Exercise brief
From the listing below, copy every line with the word "optimal".

Data section
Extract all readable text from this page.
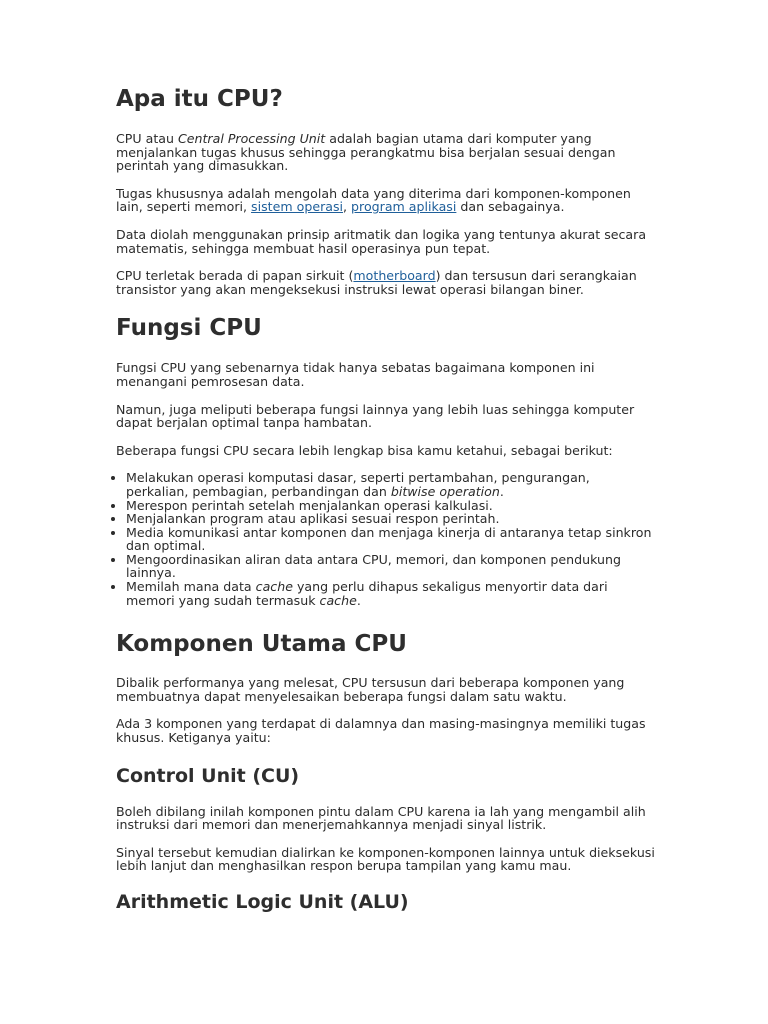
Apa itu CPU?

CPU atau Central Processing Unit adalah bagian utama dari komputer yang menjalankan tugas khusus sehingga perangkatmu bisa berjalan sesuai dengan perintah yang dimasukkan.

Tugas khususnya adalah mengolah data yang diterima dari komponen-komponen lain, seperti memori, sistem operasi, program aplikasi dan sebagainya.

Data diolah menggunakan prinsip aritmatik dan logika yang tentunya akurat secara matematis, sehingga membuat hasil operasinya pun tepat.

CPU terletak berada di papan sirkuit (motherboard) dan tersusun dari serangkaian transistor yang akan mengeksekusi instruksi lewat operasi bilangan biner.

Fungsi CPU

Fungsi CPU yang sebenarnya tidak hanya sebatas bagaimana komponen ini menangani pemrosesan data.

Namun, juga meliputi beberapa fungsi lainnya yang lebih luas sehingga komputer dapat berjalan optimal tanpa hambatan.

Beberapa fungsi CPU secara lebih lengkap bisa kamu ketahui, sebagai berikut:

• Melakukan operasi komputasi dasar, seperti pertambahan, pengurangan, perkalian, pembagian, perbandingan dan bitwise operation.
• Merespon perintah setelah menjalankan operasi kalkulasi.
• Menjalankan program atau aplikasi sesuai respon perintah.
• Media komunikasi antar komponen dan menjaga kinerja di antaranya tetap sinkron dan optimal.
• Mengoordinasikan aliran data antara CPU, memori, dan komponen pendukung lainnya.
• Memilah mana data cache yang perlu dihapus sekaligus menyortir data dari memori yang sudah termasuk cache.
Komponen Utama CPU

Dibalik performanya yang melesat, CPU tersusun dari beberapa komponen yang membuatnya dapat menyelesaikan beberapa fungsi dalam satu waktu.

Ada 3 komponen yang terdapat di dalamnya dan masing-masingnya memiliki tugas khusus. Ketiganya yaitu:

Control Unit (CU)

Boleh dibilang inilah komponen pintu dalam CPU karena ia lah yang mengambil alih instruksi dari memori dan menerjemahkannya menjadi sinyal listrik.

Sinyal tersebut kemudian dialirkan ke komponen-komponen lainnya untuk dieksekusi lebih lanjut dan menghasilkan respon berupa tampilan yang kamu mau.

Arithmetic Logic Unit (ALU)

Exercise output
Namun, juga meliputi beberapa fungsi lainnya yang lebih luas sehingga komputer dapat berjalan optimal tanpa hambatan.
• Media komunikasi antar komponen dan menjaga kinerja di antaranya tetap sinkron dan optimal.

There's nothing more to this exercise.